### Exercise goal
Repeat every record exactly, but keep images out of the copy.

⁂

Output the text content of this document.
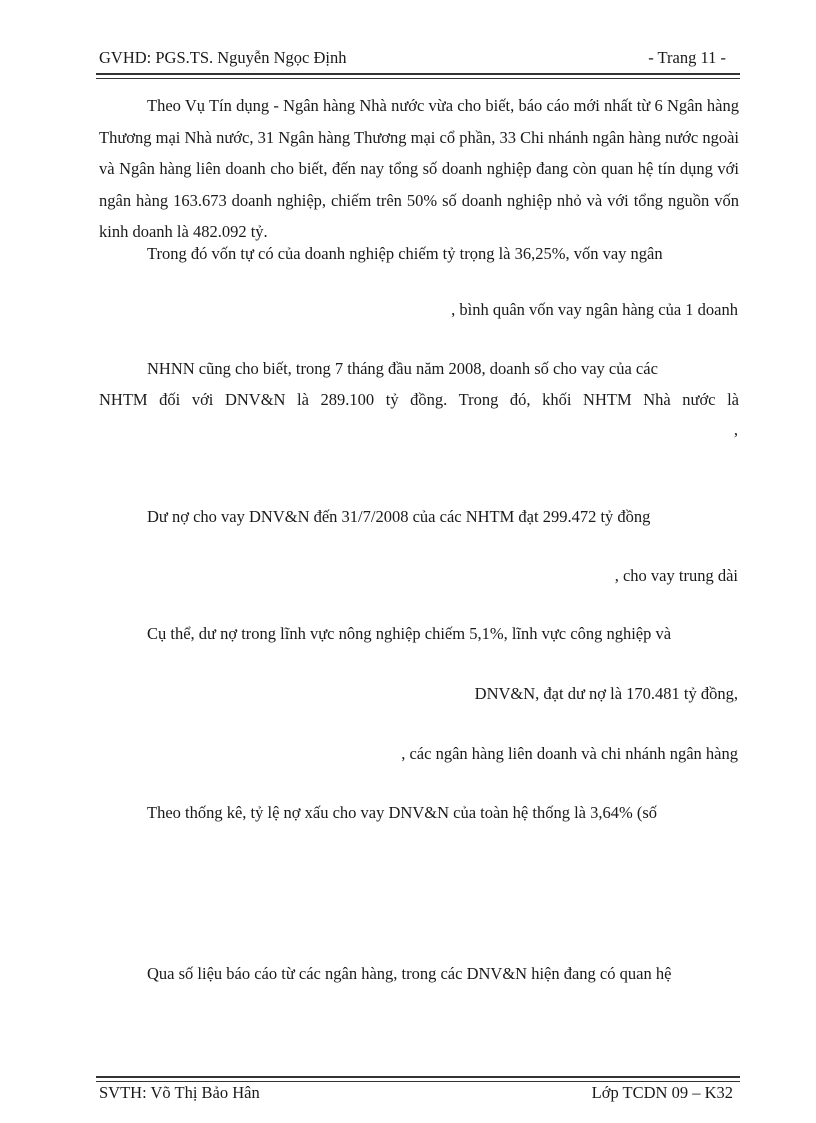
GVHD: PGS.TS. Nguyễn Ngọc Định	- Trang 11 -
Theo Vụ Tín dụng - Ngân hàng Nhà nước vừa cho biết, báo cáo mới nhất từ 6 Ngân hàng Thương mại Nhà nước, 31 Ngân hàng Thương mại cổ phần, 33 Chi nhánh ngân hàng nước ngoài và Ngân hàng liên doanh cho biết, đến nay tổng số doanh nghiệp đang còn quan hệ tín dụng với ngân hàng 163.673 doanh nghiệp, chiếm trên 50% số doanh nghiệp nhỏ và với tổng nguồn vốn kinh doanh là 482.092 tỷ.
Trong đó vốn tự có của doanh nghiệp chiếm tỷ trọng là 36,25%, vốn vay ngân
, bình quân vốn vay ngân hàng của 1 doanh
NHNN cũng cho biết, trong 7 tháng đầu năm 2008, doanh số cho vay của các
NHTM đối với DNV&N là 289.100 tỷ đồng. Trong đó, khối NHTM Nhà nước là
,
Dư nợ cho vay DNV&N đến 31/7/2008 của các NHTM đạt 299.472 tỷ đồng
, cho vay trung dài
Cụ thể, dư nợ trong lĩnh vực nông nghiệp chiếm 5,1%, lĩnh vực công nghiệp và
DNV&N, đạt dư nợ là 170.481 tỷ đồng,
, các ngân hàng liên doanh và chi nhánh ngân hàng
Theo thống kê, tỷ lệ nợ xấu cho vay DNV&N của toàn hệ thống là 3,64% (số
Qua số liệu báo cáo từ các ngân hàng, trong các DNV&N hiện đang có quan hệ
SVTH: Võ Thị Bảo Hân	Lớp TCDN 09 – K32
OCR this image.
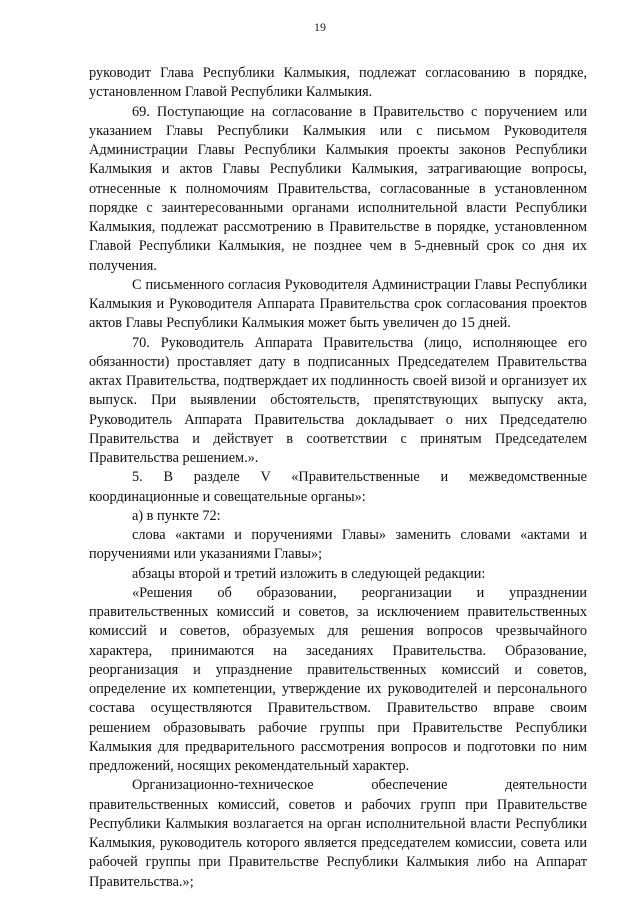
19

руководит Глава Республики Калмыкия, подлежат согласованию в порядке, установленном Главой Республики Калмыкия.

69. Поступающие на согласование в Правительство с поручением или указанием Главы Республики Калмыкия или с письмом Руководителя Администрации Главы Республики Калмыкия проекты законов Республики Калмыкия и актов Главы Республики Калмыкия, затрагивающие вопросы, отнесенные к полномочиям Правительства, согласованные в установленном порядке с заинтересованными органами исполнительной власти Республики Калмыкия, подлежат рассмотрению в Правительстве в порядке, установленном Главой Республики Калмыкия, не позднее чем в 5-дневный срок со дня их получения.

С письменного согласия Руководителя Администрации Главы Республики Калмыкия и Руководителя Аппарата Правительства срок согласования проектов актов Главы Республики Калмыкия может быть увеличен до 15 дней.

70. Руководитель Аппарата Правительства (лицо, исполняющее его обязанности) проставляет дату в подписанных Председателем Правительства актах Правительства, подтверждает их подлинность своей визой и организует их выпуск. При выявлении обстоятельств, препятствующих выпуску акта, Руководитель Аппарата Правительства докладывает о них Председателю Правительства и действует в соответствии с принятым Председателем Правительства решением.».

5. В разделе V «Правительственные и межведомственные координационные и совещательные органы»:

а) в пункте 72:

слова «актами и поручениями Главы» заменить словами «актами и поручениями или указаниями Главы»;

абзацы второй и третий изложить в следующей редакции:

«Решения об образовании, реорганизации и упразднении правительственных комиссий и советов, за исключением правительственных комиссий и советов, образуемых для решения вопросов чрезвычайного характера, принимаются на заседаниях Правительства. Образование, реорганизация и упразднение правительственных комиссий и советов, определение их компетенции, утверждение их руководителей и персонального состава осуществляются Правительством. Правительство вправе своим решением образовывать рабочие группы при Правительстве Республики Калмыкия для предварительного рассмотрения вопросов и подготовки по ним предложений, носящих рекомендательный характер.

Организационно-техническое обеспечение деятельности правительственных комиссий, советов и рабочих групп при Правительстве Республики Калмыкия возлагается на орган исполнительной власти Республики Калмыкия, руководитель которого является председателем комиссии, совета или рабочей группы при Правительстве Республики Калмыкия либо на Аппарат Правительства.»;
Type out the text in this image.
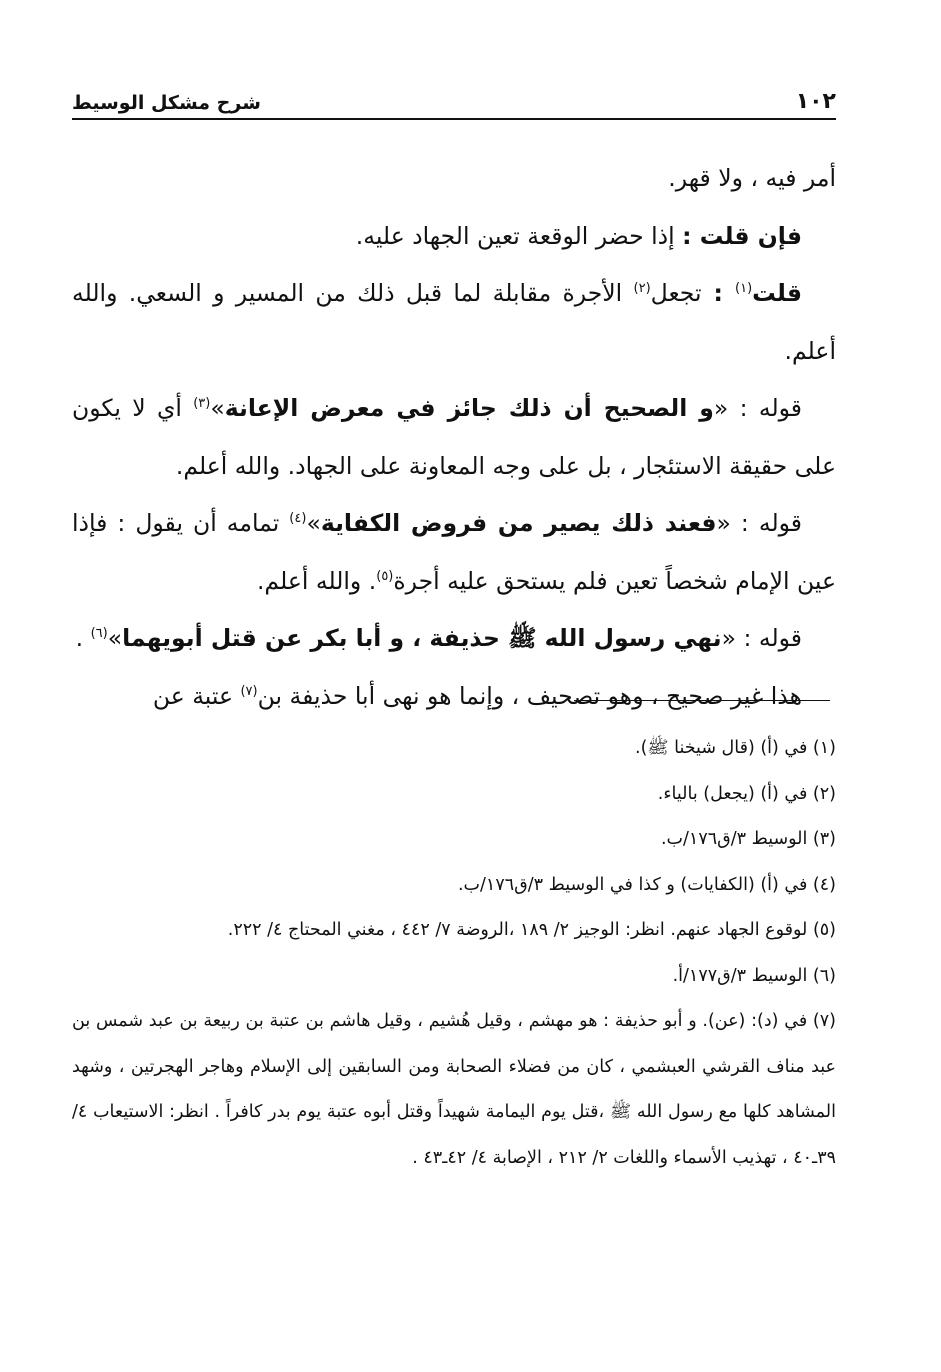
١٠٢
شرح مشكل الوسيط

أمر فيه ، ولا قهر.

فإن قلت : إذا حضر الوقعة تعين الجهاد عليه.

قلت$^{(١)}$ : تجعل$^{(٢)}$ الأجرة مقابلة لما قبل ذلك من المسير و السعي. والله أعلم.

قوله : «و الصحيح أن ذلك جائز في معرض الإعانة»$^{(٣)}$ أي لا يكون على حقيقة الاستئجار ، بل على وجه المعاونة على الجهاد. والله أعلم.

قوله : «فعند ذلك يصير من فروض الكفاية»$^{(٤)}$ تمامه أن يقول : فإذا عين الإمام شخصاً تعين فلم يستحق عليه أجرة$^{(٥)}$. والله أعلم.

قوله : «نهي رسول الله ﷺ حذيفة ، و أبا بكر عن قتل أبويهما»$^{(٦)}$ .

هذا غير صحيح ، وهو تصحيف ، وإنما هو نهى أبا حذيفة بن$^{(٧)}$ عتبة عن

(١) في (أ) (قال شيخنا ﷺ).

(٢) في (أ) (يجعل) بالياء.

(٣) الوسيط ٣/ق١٧٦/ب.

(٤) في (أ) (الكفايات) و كذا في الوسيط ٣/ق١٧٦/ب.

(٥) لوقوع الجهاد عنهم. انظر: الوجيز ٢/ ١٨٩ ،الروضة ٧/ ٤٤٢ ، مغني المحتاج ٤/ ٢٢٢.

(٦) الوسيط ٣/ق١٧٧/أ.

(٧) في (د): (عن). و أبو حذيفة : هو مهشم ، وقيل هُشيم ، وقيل هاشم بن عتبة بن ربيعة بن عبد شمس بن عبد مناف القرشي العبشمي ، كان من فضلاء الصحابة ومن السابقين إلى الإسلام وهاجر الهجرتين ، وشهد المشاهد كلها مع رسول الله ﷺ ،قتل يوم اليمامة شهيداً وقتل أبوه عتبة يوم بدر كافراً . انظر: الاستيعاب ٤/ ٣٩ـ٤٠ ، تهذيب الأسماء واللغات ٢/ ٢١٢ ، الإصابة ٤/ ٤٢ـ٤٣ .
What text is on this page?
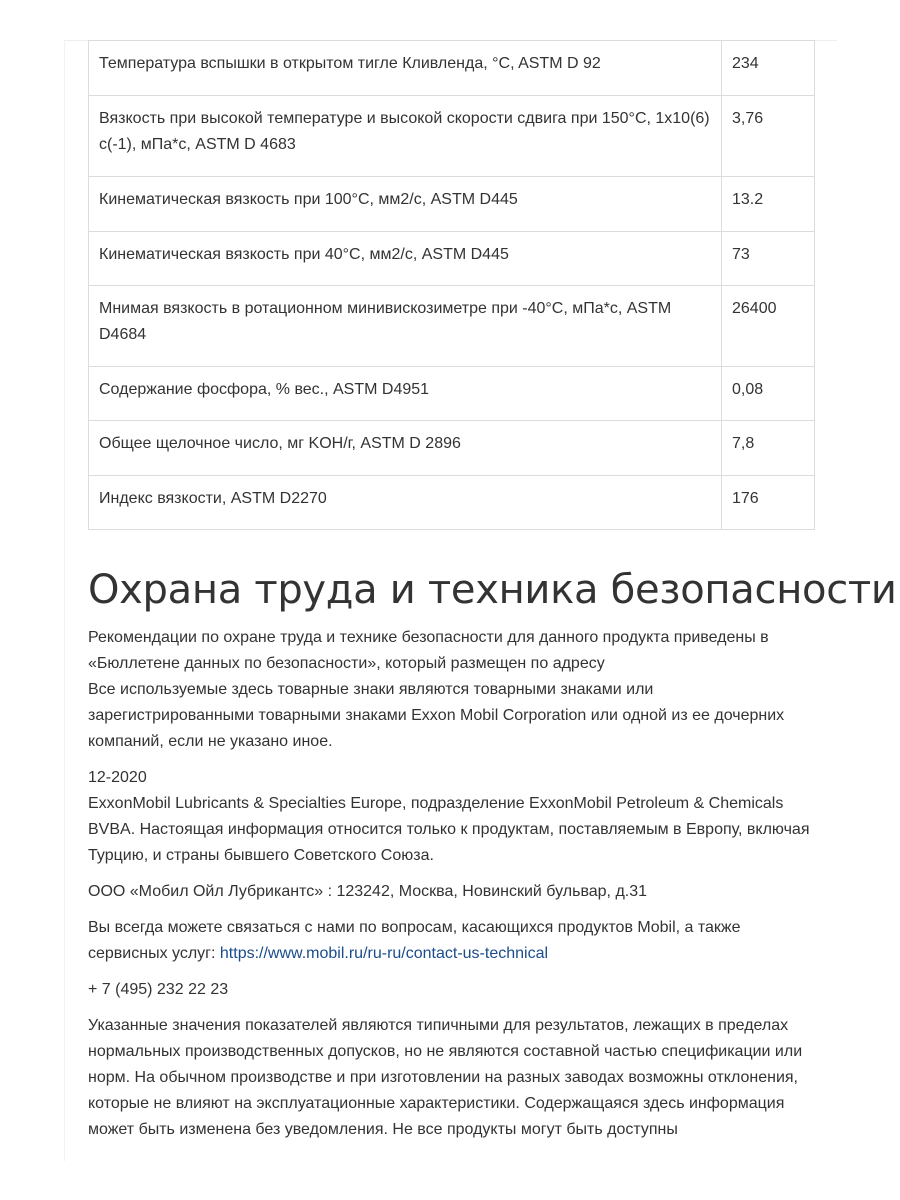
Температура вспышки в открытом тигле Кливленда, °C, ASTM D 92	234
Вязкость при высокой температуре и высокой скорости сдвига при 150°C, 1x10(6) с(-1), мПа*с, ASTM D 4683	3,76
Кинематическая вязкость при 100°C, мм2/с, ASTM D445	13.2
Кинематическая вязкость при 40°C, мм2/с, ASTM D445	73
Мнимая вязкость в ротационном минивискозиметре при -40°C, мПа*с, ASTM D4684	26400
Содержание фосфора, % вес., ASTM D4951	0,08
Общее щелочное число, мг KOH/г, ASTM D 2896	7,8
Индекс вязкости, ASTM D2270	176
Охрана труда и техника безопасности

Рекомендации по охране труда и технике безопасности для данного продукта приведены в «Бюллетене данных по безопасности», который размещен по адресу
Все используемые здесь товарные знаки являются товарными знаками или зарегистрированными товарными знаками Exxon Mobil Corporation или одной из ее дочерних компаний, если не указано иное.

12-2020
ExxonMobil Lubricants & Specialties Europe, подразделение ExxonMobil Petroleum & Chemicals BVBA. Настоящая информация относится только к продуктам, поставляемым в Европу, включая Турцию, и страны бывшего Советского Союза.

ООО «Мобил Ойл Лубрикантс» : 123242, Москва, Новинский бульвар, д.31

Вы всегда можете связаться с нами по вопросам, касающихся продуктов Mobil, а также сервисных услуг: https://www.mobil.ru/ru-ru/contact-us-technical

+ 7 (495) 232 22 23

Указанные значения показателей являются типичными для результатов, лежащих в пределах нормальных производственных допусков, но не являются составной частью спецификации или норм. На обычном производстве и при изготовлении на разных заводах возможны отклонения, которые не влияют на эксплуатационные характеристики. Содержащаяся здесь информация может быть изменена без уведомления. Не все продукты могут быть доступны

⁂

### Answer below
Output the text content of this document.
GVHD: PGS.TS. Nguyễn Ngọc Định	- Trang 11 -
Theo Vụ Tín dụng - Ngân hàng Nhà nước vừa cho biết, báo cáo mới nhất từ 6 Ngân hàng Thương mại Nhà nước, 31 Ngân hàng Thương mại cổ phần, 33 Chi nhánh ngân hàng nước ngoài và Ngân hàng liên doanh cho biết, đến nay tổng số doanh nghiệp đang còn quan hệ tín dụng với ngân hàng 163.673 doanh nghiệp, chiếm trên 50% số doanh nghiệp nhỏ và với tổng nguồn vốn kinh doanh là 482.092 tỷ.
Trong đó vốn tự có của doanh nghiệp chiếm tỷ trọng là 36,25%, vốn vay ngân
, bình quân vốn vay ngân hàng của 1 doanh
NHNN cũng cho biết, trong 7 tháng đầu năm 2008, doanh số cho vay của các
NHTM đối với DNV&N là 289.100 tỷ đồng. Trong đó, khối NHTM Nhà nước là
,
Dư nợ cho vay DNV&N đến 31/7/2008 của các NHTM đạt 299.472 tỷ đồng
, cho vay trung dài
Cụ thể, dư nợ trong lĩnh vực nông nghiệp chiếm 5,1%, lĩnh vực công nghiệp và
DNV&N, đạt dư nợ là 170.481 tỷ đồng,
, các ngân hàng liên doanh và chi nhánh ngân hàng
Theo thống kê, tỷ lệ nợ xấu cho vay DNV&N của toàn hệ thống là 3,64% (số
Qua số liệu báo cáo từ các ngân hàng, trong các DNV&N hiện đang có quan hệ
SVTH: Võ Thị Bảo Hân	Lớp TCDN 09 – K32
OCR this image.
19

руководит Глава Республики Калмыкия, подлежат согласованию в порядке, установленном Главой Республики Калмыкия.

69. Поступающие на согласование в Правительство с поручением или указанием Главы Республики Калмыкия или с письмом Руководителя Администрации Главы Республики Калмыкия проекты законов Республики Калмыкия и актов Главы Республики Калмыкия, затрагивающие вопросы, отнесенные к полномочиям Правительства, согласованные в установленном порядке с заинтересованными органами исполнительной власти Республики Калмыкия, подлежат рассмотрению в Правительстве в порядке, установленном Главой Республики Калмыкия, не позднее чем в 5-дневный срок со дня их получения.

С письменного согласия Руководителя Администрации Главы Республики Калмыкия и Руководителя Аппарата Правительства срок согласования проектов актов Главы Республики Калмыкия может быть увеличен до 15 дней.

70. Руководитель Аппарата Правительства (лицо, исполняющее его обязанности) проставляет дату в подписанных Председателем Правительства актах Правительства, подтверждает их подлинность своей визой и организует их выпуск. При выявлении обстоятельств, препятствующих выпуску акта, Руководитель Аппарата Правительства докладывает о них Председателю Правительства и действует в соответствии с принятым Председателем Правительства решением.».

5. В разделе V «Правительственные и межведомственные координационные и совещательные органы»:

а) в пункте 72:

слова «актами и поручениями Главы» заменить словами «актами и поручениями или указаниями Главы»;

абзацы второй и третий изложить в следующей редакции:

«Решения об образовании, реорганизации и упразднении правительственных комиссий и советов, за исключением правительственных комиссий и советов, образуемых для решения вопросов чрезвычайного характера, принимаются на заседаниях Правительства. Образование, реорганизация и упразднение правительственных комиссий и советов, определение их компетенции, утверждение их руководителей и персонального состава осуществляются Правительством. Правительство вправе своим решением образовывать рабочие группы при Правительстве Республики Калмыкия для предварительного рассмотрения вопросов и подготовки по ним предложений, носящих рекомендательный характер.

Организационно-техническое обеспечение деятельности правительственных комиссий, советов и рабочих групп при Правительстве Республики Калмыкия возлагается на орган исполнительной власти Республики Калмыкия, руководитель которого является председателем комиссии, совета или рабочей группы при Правительстве Республики Калмыкия либо на Аппарат Правительства.»;
Type out the text in this image.
١٠٢
شرح مشكل الوسيط

أمر فيه ، ولا قهر.

فإن قلت : إذا حضر الوقعة تعين الجهاد عليه.

قلت$^{(١)}$ : تجعل$^{(٢)}$ الأجرة مقابلة لما قبل ذلك من المسير و السعي. والله أعلم.

قوله : «و الصحيح أن ذلك جائز في معرض الإعانة»$^{(٣)}$ أي لا يكون على حقيقة الاستئجار ، بل على وجه المعاونة على الجهاد. والله أعلم.

قوله : «فعند ذلك يصير من فروض الكفاية»$^{(٤)}$ تمامه أن يقول : فإذا عين الإمام شخصاً تعين فلم يستحق عليه أجرة$^{(٥)}$. والله أعلم.

قوله : «نهي رسول الله ﷺ حذيفة ، و أبا بكر عن قتل أبويهما»$^{(٦)}$ .

هذا غير صحيح ، وهو تصحيف ، وإنما هو نهى أبا حذيفة بن$^{(٧)}$ عتبة عن

(١) في (أ) (قال شيخنا ﷺ).

(٢) في (أ) (يجعل) بالياء.

(٣) الوسيط ٣/ق١٧٦/ب.

(٤) في (أ) (الكفايات) و كذا في الوسيط ٣/ق١٧٦/ب.

(٥) لوقوع الجهاد عنهم. انظر: الوجيز ٢/ ١٨٩ ،الروضة ٧/ ٤٤٢ ، مغني المحتاج ٤/ ٢٢٢.

(٦) الوسيط ٣/ق١٧٧/أ.

(٧) في (د): (عن). و أبو حذيفة : هو مهشم ، وقيل هُشيم ، وقيل هاشم بن عتبة بن ربيعة بن عبد شمس بن عبد مناف القرشي العبشمي ، كان من فضلاء الصحابة ومن السابقين إلى الإسلام وهاجر الهجرتين ، وشهد المشاهد كلها مع رسول الله ﷺ ،قتل يوم اليمامة شهيداً وقتل أبوه عتبة يوم بدر كافراً . انظر: الاستيعاب ٤/ ٣٩ـ٤٠ ، تهذيب الأسماء واللغات ٢/ ٢١٢ ، الإصابة ٤/ ٤٢ـ٤٣ .
What text is on this page?
Температура вспышки в открытом тигле Кливленда, °C, ASTM D 92	234
Вязкость при высокой температуре и высокой скорости сдвига при 150°C, 1x10(6) с(-1), мПа*с, ASTM D 4683	3,76
Кинематическая вязкость при 100°C, мм2/с, ASTM D445	13.2
Кинематическая вязкость при 40°C, мм2/с, ASTM D445	73
Мнимая вязкость в ротационном минивискозиметре при -40°C, мПа*с, ASTM D4684	26400
Содержание фосфора, % вес., ASTM D4951	0,08
Общее щелочное число, мг KOH/г, ASTM D 2896	7,8
Индекс вязкости, ASTM D2270	176
Охрана труда и техника безопасности

Рекомендации по охране труда и технике безопасности для данного продукта приведены в «Бюллетене данных по безопасности», который размещен по адресу
Все используемые здесь товарные знаки являются товарными знаками или зарегистрированными товарными знаками Exxon Mobil Corporation или одной из ее дочерних компаний, если не указано иное.

12-2020
ExxonMobil Lubricants & Specialties Europe, подразделение ExxonMobil Petroleum & Chemicals BVBA. Настоящая информация относится только к продуктам, поставляемым в Европу, включая Турцию, и страны бывшего Советского Союза.

ООО «Мобил Ойл Лубрикантс» : 123242, Москва, Новинский бульвар, д.31

Вы всегда можете связаться с нами по вопросам, касающихся продуктов Mobil, а также сервисных услуг: https://www.mobil.ru/ru-ru/contact-us-technical

+ 7 (495) 232 22 23

Указанные значения показателей являются типичными для результатов, лежащих в пределах нормальных производственных допусков, но не являются составной частью спецификации или норм. На обычном производстве и при изготовлении на разных заводах возможны отклонения, которые не влияют на эксплуатационные характеристики. Содержащаяся здесь информация может быть изменена без уведомления. Не все продукты могут быть доступны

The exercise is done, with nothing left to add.